Short task: From the listing below, extract each line containing the string "title".

(Extracted data entries)
=-=-=
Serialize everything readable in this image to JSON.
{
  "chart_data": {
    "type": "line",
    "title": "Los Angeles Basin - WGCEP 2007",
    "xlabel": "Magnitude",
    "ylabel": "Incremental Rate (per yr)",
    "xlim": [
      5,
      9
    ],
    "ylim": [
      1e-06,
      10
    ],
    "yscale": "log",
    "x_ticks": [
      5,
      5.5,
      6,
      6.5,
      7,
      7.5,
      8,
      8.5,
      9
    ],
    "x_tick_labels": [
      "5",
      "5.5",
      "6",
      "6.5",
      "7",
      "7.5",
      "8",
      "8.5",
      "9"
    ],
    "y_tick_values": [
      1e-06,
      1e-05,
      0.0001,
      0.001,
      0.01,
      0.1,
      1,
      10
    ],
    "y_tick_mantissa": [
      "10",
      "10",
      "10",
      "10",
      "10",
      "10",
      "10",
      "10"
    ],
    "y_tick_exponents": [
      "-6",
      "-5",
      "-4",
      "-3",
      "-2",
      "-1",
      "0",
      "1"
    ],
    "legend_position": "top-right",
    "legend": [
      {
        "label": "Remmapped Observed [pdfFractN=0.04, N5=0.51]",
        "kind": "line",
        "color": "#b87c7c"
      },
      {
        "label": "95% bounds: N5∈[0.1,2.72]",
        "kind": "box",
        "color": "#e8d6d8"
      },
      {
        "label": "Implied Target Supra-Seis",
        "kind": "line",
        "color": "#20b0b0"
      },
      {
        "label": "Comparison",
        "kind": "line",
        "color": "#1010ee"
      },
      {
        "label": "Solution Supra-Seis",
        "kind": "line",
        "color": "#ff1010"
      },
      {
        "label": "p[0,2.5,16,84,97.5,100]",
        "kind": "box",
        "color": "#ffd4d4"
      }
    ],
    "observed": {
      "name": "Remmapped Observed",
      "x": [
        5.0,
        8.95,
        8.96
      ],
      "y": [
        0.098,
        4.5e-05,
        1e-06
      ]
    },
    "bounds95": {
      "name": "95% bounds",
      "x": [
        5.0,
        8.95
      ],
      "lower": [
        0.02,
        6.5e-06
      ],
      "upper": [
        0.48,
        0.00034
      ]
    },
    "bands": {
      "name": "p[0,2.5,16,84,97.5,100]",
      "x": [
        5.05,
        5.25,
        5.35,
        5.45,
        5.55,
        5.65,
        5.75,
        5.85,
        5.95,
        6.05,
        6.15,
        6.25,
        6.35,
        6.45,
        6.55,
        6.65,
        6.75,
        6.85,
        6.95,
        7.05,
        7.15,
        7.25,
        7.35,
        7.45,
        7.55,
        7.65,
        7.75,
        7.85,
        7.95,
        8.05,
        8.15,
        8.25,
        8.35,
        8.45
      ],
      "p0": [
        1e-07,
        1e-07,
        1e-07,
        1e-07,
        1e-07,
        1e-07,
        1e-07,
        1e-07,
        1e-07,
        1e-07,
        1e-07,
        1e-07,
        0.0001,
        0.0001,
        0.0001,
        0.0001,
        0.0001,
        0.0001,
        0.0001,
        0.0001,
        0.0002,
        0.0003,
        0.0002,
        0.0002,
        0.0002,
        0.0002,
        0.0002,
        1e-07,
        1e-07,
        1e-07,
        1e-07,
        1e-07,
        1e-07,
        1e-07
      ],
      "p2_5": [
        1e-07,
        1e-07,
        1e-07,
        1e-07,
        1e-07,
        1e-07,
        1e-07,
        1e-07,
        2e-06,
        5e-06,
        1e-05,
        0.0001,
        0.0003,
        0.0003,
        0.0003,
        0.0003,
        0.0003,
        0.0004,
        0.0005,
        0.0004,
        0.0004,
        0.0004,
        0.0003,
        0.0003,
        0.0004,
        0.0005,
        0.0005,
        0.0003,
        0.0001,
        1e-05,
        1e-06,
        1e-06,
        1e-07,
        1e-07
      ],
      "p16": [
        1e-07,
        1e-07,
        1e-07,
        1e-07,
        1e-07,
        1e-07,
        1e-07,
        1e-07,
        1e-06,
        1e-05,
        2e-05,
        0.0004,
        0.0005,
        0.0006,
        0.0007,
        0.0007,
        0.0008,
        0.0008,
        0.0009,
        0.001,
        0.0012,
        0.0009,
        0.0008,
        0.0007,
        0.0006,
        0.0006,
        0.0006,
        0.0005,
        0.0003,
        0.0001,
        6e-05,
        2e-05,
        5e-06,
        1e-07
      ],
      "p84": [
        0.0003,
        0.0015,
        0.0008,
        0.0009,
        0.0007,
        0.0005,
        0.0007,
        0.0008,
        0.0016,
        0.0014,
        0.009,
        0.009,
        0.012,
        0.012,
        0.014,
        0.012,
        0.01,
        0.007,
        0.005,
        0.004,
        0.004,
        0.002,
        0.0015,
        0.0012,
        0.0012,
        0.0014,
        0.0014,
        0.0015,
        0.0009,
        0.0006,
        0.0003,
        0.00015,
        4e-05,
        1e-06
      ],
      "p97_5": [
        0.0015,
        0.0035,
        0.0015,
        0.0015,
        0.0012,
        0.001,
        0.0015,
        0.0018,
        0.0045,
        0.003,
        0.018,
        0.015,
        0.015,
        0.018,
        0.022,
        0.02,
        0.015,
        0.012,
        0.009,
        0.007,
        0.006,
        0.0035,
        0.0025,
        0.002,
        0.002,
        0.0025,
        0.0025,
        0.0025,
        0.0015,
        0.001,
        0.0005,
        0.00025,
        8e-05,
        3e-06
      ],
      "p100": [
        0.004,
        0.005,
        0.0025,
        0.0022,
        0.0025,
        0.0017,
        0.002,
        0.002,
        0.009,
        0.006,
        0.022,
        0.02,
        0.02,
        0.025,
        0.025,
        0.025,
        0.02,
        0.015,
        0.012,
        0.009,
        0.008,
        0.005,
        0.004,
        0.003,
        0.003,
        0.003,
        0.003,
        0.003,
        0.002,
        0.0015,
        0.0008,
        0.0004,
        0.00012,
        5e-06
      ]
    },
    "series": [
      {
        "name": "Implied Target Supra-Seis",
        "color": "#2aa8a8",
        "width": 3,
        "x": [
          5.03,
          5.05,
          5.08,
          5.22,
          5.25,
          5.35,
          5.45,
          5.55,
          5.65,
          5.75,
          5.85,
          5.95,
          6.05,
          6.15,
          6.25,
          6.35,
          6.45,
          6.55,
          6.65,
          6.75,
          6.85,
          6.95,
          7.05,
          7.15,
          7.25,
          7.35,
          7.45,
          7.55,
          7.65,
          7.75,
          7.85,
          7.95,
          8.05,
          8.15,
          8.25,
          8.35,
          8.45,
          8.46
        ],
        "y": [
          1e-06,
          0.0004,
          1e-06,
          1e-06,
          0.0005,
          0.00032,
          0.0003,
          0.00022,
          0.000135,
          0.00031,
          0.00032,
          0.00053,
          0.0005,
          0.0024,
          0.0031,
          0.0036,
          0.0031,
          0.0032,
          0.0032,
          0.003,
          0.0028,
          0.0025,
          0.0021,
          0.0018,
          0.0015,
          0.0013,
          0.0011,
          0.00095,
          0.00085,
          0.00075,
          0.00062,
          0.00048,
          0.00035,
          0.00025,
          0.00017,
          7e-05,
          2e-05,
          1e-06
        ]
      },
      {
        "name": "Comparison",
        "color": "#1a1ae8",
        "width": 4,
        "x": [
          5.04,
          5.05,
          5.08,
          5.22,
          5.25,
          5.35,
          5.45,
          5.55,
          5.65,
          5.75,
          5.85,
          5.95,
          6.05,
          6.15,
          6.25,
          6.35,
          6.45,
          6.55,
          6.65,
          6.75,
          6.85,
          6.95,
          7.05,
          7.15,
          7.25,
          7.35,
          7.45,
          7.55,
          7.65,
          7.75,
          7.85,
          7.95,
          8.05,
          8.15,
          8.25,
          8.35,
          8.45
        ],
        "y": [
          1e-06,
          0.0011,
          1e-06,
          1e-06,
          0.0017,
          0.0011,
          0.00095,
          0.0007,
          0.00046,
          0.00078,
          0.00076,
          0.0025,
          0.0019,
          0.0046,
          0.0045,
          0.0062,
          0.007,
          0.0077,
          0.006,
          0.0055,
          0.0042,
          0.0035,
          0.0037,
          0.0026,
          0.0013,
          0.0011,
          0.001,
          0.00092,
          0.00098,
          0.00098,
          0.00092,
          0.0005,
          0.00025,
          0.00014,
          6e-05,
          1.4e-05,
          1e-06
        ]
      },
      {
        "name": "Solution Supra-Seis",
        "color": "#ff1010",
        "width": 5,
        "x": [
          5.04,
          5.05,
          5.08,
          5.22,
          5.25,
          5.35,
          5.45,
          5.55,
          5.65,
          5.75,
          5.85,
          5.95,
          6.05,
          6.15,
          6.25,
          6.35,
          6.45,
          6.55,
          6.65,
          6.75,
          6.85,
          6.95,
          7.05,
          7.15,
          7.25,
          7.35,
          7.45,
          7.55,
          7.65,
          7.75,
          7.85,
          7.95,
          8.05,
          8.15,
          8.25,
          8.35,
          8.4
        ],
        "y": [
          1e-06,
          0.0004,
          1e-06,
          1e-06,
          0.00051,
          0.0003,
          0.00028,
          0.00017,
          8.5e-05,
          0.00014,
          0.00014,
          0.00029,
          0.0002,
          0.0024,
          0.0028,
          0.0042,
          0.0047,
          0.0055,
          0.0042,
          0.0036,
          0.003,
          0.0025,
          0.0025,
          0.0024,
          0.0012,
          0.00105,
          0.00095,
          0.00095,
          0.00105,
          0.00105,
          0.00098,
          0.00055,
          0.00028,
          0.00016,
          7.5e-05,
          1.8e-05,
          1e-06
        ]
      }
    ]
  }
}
=-=-=
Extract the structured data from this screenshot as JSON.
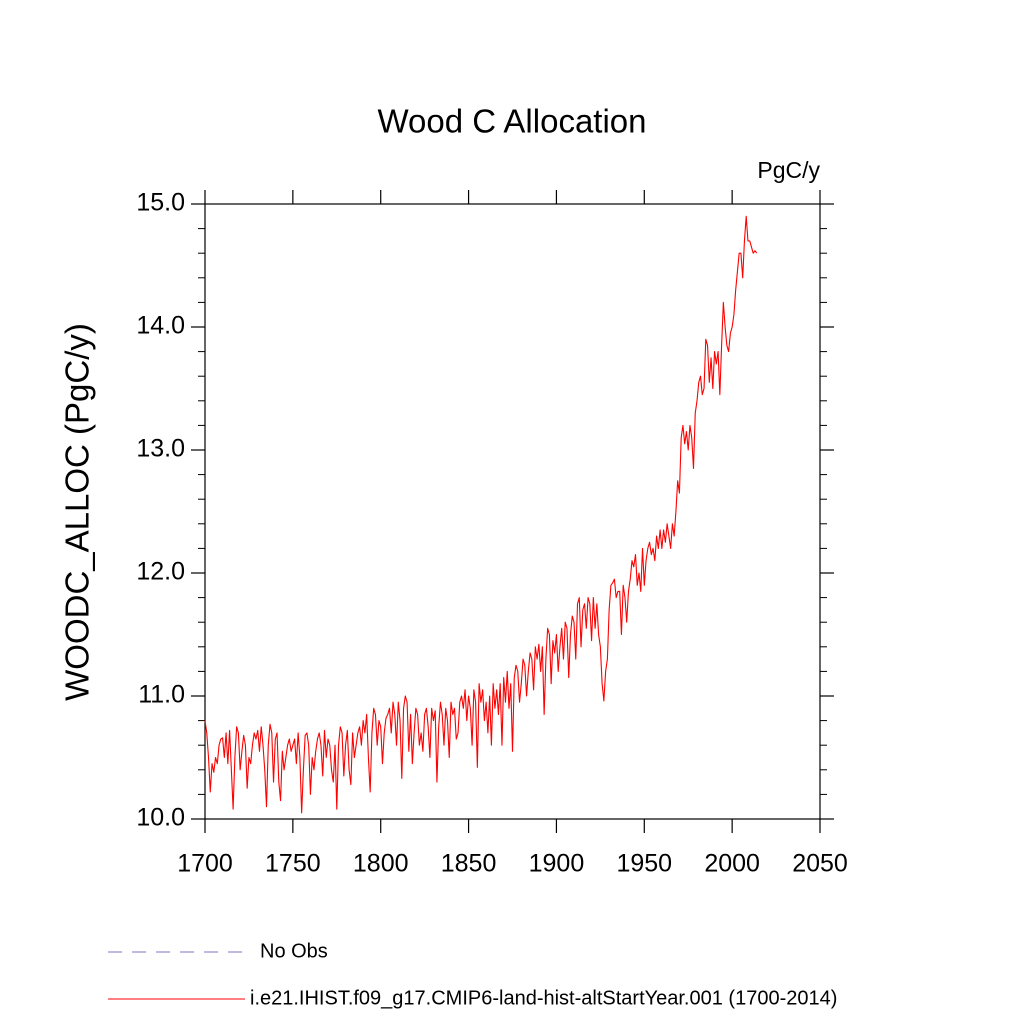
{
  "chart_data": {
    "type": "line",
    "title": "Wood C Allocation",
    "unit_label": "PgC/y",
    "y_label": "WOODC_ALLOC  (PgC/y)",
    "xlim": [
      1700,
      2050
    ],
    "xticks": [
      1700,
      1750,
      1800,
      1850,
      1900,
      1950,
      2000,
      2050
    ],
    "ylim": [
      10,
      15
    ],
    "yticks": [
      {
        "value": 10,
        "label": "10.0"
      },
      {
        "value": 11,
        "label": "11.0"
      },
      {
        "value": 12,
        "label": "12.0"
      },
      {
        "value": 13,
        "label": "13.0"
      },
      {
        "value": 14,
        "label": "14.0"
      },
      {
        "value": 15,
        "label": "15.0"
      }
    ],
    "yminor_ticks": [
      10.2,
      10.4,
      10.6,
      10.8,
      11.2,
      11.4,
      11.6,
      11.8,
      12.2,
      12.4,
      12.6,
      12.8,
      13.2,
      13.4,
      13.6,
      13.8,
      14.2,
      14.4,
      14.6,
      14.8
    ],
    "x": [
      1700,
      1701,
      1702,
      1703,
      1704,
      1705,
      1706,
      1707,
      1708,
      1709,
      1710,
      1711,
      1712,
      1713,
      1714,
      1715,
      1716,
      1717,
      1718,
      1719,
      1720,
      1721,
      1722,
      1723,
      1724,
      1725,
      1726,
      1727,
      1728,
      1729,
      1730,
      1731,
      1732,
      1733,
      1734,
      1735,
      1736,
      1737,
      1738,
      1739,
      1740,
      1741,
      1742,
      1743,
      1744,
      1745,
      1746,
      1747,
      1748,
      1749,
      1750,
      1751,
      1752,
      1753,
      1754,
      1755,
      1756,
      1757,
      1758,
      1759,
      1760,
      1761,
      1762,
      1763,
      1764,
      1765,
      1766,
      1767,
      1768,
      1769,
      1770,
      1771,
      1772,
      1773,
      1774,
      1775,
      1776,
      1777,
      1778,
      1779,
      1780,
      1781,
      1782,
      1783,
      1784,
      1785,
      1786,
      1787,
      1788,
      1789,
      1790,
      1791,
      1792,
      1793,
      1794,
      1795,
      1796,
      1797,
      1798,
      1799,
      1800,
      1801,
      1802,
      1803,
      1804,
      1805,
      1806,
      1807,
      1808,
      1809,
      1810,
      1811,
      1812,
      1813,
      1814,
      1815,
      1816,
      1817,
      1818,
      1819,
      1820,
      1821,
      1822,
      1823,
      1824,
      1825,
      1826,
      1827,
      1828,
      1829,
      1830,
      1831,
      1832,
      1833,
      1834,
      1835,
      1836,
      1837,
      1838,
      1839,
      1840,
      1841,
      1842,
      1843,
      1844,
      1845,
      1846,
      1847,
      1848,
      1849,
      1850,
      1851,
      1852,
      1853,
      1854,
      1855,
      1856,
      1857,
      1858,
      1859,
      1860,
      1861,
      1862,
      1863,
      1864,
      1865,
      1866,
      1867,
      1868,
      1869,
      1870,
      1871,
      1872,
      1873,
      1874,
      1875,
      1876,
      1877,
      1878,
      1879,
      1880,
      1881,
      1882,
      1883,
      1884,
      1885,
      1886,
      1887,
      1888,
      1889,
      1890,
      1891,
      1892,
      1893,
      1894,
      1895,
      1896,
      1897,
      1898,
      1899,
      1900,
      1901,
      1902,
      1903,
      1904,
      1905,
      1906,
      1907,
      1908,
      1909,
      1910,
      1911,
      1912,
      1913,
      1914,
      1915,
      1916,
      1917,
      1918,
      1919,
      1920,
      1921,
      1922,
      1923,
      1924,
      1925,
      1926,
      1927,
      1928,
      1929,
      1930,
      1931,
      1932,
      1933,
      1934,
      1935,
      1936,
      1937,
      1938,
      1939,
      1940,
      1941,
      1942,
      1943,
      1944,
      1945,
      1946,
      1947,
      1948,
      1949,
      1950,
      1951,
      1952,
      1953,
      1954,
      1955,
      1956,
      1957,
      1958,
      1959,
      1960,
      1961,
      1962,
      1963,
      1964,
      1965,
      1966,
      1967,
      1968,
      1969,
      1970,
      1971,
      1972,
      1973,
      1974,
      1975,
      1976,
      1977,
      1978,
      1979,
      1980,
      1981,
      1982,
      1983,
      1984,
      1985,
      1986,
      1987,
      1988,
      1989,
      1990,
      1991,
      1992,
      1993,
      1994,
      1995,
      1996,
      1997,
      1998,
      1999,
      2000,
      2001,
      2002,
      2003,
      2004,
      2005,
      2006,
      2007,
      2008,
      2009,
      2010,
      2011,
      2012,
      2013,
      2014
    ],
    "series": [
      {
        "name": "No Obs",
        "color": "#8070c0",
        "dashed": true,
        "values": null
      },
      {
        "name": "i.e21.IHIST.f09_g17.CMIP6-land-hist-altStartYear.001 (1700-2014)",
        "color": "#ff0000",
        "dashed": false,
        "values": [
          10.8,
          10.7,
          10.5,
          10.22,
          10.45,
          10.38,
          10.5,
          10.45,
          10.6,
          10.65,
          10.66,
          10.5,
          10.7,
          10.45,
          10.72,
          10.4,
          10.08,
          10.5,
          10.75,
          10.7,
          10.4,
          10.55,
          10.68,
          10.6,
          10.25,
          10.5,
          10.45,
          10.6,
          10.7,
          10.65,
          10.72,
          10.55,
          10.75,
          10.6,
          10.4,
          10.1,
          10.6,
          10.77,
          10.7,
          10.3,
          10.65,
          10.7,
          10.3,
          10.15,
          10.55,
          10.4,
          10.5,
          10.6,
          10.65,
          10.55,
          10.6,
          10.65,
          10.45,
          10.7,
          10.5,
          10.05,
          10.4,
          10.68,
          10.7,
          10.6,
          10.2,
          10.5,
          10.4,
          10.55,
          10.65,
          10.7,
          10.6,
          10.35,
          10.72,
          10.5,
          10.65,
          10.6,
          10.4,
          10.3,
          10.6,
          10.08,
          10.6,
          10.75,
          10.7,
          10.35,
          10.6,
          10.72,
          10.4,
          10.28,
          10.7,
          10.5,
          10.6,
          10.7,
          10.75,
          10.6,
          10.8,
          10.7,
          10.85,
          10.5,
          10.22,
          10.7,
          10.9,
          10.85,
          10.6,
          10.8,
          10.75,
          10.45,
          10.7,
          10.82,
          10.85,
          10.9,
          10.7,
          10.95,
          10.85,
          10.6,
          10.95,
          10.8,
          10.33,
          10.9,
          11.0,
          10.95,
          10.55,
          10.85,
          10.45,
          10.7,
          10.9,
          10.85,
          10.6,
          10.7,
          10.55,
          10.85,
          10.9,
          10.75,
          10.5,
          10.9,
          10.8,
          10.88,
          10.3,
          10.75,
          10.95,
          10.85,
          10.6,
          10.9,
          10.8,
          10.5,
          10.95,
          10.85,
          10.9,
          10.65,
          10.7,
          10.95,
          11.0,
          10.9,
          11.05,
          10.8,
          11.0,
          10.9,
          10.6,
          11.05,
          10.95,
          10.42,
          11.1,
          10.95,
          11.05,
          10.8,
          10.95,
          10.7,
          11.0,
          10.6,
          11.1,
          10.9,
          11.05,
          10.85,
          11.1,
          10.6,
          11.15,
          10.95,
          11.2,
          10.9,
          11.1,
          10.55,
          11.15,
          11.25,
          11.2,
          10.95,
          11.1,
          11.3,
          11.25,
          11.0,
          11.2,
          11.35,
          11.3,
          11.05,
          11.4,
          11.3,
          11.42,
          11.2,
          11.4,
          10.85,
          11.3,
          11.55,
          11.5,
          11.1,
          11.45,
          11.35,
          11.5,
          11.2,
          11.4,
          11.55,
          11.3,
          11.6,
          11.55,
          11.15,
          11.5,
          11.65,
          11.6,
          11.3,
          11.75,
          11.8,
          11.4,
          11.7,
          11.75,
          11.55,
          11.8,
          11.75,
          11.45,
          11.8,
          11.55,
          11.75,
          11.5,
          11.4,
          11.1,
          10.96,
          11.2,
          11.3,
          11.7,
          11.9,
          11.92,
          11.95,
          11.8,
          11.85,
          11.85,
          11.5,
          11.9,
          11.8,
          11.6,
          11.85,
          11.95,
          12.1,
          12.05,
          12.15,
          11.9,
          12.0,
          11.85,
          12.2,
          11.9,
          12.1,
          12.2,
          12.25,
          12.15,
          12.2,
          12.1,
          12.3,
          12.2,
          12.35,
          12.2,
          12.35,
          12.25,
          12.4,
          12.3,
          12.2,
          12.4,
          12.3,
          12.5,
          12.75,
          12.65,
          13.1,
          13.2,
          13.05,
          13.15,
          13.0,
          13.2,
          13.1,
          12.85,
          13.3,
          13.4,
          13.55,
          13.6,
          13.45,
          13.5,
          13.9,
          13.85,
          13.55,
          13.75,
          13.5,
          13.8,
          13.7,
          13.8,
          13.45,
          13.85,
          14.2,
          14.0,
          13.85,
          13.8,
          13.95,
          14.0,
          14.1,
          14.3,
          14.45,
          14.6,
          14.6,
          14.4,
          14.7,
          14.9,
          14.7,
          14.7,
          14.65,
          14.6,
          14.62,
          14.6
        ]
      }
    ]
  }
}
=-=-=
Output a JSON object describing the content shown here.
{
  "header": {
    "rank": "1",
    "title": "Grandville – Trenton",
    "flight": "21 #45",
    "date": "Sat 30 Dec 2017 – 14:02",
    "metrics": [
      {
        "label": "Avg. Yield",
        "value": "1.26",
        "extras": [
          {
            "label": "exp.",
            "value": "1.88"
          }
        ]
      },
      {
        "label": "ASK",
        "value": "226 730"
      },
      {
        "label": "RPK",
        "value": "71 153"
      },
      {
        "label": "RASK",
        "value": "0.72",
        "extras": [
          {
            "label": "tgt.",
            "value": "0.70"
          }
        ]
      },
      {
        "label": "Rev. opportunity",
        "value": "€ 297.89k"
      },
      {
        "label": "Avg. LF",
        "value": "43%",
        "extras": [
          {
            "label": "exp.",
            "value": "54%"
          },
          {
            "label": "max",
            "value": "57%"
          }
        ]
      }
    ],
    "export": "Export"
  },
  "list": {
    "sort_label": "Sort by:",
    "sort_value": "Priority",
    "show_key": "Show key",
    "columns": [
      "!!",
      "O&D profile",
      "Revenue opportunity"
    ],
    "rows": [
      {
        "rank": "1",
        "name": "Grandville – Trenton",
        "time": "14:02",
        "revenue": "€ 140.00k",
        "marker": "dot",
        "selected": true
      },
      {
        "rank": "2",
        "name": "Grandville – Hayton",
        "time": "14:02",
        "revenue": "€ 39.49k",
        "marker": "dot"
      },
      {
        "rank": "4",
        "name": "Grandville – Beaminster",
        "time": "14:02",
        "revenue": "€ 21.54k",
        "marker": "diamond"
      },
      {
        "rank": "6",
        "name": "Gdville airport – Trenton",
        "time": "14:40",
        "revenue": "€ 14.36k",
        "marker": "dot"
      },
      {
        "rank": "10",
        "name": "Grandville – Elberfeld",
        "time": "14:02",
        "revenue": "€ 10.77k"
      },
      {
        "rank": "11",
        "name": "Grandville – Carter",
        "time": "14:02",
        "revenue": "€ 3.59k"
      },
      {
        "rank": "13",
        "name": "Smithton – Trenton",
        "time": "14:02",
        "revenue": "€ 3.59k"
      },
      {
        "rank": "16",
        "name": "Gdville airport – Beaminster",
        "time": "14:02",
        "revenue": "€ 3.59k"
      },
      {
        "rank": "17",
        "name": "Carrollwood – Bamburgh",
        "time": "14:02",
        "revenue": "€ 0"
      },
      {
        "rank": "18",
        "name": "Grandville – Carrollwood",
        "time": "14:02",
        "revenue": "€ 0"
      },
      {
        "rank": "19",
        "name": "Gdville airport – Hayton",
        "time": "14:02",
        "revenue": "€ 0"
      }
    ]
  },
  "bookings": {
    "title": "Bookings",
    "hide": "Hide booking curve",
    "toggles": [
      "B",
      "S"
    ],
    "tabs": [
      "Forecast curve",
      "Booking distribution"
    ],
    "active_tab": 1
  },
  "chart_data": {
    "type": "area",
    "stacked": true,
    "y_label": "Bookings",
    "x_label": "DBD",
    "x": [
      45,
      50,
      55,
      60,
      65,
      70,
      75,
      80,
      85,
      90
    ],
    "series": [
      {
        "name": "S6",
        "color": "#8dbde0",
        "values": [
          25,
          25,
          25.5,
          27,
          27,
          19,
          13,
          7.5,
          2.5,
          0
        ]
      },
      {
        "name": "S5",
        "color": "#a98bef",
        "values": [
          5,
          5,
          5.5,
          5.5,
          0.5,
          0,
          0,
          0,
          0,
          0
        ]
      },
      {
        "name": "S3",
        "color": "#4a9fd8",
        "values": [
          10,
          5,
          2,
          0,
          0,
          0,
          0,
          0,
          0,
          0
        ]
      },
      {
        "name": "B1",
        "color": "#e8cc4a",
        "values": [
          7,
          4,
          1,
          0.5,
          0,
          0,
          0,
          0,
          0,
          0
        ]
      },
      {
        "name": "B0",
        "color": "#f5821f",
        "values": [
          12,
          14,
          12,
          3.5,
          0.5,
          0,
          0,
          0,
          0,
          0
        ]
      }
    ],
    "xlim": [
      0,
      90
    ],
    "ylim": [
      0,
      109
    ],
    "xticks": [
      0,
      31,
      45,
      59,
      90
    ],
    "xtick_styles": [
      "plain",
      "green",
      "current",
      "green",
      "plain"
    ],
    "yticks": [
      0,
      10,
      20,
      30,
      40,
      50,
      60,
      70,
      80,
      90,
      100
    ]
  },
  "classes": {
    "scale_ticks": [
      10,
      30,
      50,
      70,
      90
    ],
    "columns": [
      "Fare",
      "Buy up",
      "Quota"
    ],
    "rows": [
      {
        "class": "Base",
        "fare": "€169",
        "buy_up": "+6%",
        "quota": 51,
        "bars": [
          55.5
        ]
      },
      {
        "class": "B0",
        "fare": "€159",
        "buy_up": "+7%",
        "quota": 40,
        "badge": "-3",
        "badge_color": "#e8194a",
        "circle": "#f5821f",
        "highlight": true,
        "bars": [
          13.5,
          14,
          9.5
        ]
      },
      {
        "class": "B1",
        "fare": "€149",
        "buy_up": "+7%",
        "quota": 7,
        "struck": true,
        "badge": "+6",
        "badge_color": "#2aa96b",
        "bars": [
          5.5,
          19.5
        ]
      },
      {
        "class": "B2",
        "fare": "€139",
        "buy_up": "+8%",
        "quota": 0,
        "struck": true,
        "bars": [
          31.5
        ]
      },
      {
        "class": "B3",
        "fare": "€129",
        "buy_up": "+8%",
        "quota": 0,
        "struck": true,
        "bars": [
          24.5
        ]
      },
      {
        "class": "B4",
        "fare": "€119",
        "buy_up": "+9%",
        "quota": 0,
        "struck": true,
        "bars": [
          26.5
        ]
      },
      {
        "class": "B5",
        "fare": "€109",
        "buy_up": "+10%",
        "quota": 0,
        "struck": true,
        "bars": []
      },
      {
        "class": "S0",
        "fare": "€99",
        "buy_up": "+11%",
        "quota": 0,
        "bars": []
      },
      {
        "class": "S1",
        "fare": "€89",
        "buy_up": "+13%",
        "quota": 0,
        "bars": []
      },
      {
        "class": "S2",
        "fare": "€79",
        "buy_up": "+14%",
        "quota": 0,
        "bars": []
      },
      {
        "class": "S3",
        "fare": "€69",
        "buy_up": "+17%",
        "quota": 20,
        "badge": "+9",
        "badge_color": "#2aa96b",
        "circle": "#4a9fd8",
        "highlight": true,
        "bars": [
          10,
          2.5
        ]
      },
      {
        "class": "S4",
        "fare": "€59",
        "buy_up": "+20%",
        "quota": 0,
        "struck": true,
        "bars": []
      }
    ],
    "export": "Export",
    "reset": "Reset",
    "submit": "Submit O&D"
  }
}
=-=-=
Task output:
    "title": "Los Angeles Basin - WGCEP 2007",
    "title": "Wood C Allocation",
    "title": "Grandville – Trenton",
    "title": "Bookings",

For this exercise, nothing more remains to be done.